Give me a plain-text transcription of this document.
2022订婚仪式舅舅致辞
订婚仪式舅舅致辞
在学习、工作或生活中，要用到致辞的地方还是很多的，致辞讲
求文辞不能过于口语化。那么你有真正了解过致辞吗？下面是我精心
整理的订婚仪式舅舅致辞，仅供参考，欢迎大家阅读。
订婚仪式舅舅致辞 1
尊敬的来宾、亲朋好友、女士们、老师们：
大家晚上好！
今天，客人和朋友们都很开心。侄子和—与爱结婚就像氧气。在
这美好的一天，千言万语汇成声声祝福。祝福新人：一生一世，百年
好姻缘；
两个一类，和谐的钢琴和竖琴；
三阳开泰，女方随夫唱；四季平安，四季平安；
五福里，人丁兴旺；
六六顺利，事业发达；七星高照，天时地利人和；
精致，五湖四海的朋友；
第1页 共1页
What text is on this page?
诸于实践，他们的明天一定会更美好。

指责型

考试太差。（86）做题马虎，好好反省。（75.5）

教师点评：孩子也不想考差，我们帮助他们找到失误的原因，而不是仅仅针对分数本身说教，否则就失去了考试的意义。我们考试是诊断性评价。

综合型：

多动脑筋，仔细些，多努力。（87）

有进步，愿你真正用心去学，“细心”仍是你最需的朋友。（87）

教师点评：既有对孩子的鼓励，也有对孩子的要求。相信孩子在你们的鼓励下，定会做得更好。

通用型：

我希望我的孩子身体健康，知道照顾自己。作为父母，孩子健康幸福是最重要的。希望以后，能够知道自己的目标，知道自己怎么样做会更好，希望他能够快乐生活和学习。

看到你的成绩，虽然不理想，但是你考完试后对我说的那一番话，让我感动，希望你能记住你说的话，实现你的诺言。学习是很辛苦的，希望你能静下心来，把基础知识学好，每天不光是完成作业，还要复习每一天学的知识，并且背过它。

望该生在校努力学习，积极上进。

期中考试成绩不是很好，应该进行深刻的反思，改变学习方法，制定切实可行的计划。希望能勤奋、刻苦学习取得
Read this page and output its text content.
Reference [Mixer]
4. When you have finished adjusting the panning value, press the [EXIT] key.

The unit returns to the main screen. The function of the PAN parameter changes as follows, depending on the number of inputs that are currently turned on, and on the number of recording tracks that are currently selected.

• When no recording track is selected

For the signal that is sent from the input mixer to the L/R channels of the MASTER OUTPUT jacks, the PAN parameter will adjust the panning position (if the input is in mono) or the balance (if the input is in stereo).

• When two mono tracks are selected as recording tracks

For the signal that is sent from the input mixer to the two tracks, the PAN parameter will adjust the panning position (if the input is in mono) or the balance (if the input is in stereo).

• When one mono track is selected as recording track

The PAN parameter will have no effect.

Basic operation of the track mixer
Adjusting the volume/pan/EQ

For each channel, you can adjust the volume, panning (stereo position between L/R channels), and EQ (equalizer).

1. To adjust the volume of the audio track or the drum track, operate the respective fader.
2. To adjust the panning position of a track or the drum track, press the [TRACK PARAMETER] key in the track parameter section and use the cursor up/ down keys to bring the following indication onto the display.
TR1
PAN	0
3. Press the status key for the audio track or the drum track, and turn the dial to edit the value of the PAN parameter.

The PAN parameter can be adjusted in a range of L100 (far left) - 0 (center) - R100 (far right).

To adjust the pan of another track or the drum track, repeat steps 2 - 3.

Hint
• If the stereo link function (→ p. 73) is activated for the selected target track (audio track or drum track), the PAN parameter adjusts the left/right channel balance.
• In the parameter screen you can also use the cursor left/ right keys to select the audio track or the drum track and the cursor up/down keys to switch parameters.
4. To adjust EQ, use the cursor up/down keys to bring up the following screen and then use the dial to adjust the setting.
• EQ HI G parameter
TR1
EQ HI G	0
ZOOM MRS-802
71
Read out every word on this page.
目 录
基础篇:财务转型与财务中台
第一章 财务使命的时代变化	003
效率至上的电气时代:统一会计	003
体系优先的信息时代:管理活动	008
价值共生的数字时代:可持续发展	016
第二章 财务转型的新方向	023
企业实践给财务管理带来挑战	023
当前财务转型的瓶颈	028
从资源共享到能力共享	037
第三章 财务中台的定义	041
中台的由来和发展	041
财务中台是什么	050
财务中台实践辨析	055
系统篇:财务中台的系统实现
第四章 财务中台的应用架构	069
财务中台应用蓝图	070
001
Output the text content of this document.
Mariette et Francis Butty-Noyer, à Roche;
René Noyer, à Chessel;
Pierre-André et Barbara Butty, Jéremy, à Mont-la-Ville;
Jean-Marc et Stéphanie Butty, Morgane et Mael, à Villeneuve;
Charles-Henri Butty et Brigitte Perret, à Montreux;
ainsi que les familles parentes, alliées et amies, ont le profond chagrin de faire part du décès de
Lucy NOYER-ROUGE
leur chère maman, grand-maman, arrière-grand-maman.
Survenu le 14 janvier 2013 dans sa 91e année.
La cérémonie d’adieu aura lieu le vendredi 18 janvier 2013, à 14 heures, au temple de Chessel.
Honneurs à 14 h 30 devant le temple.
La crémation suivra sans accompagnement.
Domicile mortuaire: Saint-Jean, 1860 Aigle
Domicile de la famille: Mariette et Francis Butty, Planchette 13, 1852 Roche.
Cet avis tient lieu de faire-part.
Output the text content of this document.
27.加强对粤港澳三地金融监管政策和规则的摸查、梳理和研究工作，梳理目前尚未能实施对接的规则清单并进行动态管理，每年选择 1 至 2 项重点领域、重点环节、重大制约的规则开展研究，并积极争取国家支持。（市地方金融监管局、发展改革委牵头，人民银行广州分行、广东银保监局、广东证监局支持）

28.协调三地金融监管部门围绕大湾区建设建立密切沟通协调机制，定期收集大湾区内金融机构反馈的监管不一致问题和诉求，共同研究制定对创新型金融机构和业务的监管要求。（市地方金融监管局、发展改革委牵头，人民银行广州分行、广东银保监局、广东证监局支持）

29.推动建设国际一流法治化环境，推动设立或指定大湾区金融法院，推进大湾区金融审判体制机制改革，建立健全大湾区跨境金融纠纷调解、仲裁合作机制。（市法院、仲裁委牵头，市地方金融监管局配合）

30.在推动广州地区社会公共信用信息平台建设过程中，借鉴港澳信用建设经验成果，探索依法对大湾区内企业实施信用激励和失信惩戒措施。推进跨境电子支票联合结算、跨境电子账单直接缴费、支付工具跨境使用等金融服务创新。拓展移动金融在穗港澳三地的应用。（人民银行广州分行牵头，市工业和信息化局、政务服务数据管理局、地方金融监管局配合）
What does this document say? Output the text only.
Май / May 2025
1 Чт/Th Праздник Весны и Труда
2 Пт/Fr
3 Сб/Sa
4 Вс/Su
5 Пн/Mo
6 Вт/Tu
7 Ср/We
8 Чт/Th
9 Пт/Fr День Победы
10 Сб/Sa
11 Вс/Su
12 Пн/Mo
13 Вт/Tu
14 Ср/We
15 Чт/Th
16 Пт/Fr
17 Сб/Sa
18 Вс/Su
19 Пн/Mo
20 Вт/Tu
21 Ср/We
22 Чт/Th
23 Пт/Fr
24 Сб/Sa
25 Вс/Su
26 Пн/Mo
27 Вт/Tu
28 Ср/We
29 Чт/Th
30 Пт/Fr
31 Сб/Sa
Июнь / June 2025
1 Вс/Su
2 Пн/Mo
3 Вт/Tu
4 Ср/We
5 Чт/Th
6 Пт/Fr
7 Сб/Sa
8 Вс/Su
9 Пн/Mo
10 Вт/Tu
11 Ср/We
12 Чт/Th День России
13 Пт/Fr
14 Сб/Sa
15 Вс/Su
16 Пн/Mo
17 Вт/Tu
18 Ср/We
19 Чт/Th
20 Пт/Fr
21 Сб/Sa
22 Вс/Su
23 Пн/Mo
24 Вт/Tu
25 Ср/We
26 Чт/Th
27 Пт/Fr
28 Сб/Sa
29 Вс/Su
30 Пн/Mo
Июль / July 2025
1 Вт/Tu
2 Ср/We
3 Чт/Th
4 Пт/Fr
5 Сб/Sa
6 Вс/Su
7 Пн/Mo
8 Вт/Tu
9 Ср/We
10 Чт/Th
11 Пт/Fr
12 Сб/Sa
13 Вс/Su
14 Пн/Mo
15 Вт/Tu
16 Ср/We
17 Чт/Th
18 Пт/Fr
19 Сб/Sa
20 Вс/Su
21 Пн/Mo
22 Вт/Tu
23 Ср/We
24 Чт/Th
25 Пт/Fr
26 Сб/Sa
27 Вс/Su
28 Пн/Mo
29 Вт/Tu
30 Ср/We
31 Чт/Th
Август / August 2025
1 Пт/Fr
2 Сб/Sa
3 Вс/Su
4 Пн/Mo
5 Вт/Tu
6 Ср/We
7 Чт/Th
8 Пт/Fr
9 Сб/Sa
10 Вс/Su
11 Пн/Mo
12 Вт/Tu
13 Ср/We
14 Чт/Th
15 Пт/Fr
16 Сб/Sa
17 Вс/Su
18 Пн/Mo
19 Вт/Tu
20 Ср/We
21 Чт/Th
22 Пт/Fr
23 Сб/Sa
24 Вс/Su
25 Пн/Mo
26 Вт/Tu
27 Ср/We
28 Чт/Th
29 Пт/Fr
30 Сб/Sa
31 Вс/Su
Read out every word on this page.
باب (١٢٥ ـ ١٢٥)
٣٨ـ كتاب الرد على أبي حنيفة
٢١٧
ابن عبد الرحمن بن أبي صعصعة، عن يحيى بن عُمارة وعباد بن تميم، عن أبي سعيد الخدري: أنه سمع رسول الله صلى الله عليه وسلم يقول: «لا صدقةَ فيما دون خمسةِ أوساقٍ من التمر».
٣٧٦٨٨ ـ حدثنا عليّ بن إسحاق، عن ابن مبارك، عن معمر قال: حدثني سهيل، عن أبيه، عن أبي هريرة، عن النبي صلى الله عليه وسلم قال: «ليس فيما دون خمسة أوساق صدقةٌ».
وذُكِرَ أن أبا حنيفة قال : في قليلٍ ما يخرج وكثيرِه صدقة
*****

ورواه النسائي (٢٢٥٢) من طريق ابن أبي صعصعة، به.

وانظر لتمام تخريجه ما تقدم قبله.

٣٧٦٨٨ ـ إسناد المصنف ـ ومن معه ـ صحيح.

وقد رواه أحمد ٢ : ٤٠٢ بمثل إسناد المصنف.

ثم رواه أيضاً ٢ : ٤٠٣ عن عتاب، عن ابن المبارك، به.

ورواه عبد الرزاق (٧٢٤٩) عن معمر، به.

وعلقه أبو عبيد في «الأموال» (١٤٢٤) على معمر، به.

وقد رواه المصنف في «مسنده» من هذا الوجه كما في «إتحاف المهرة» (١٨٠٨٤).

• Aim
Where a line above holds the string "faire", show that line.

• Full answer
ainsi que les familles parentes, alliées et amies, ont le profond chagrin de faire part du décès de
Cet avis tient lieu de faire-part.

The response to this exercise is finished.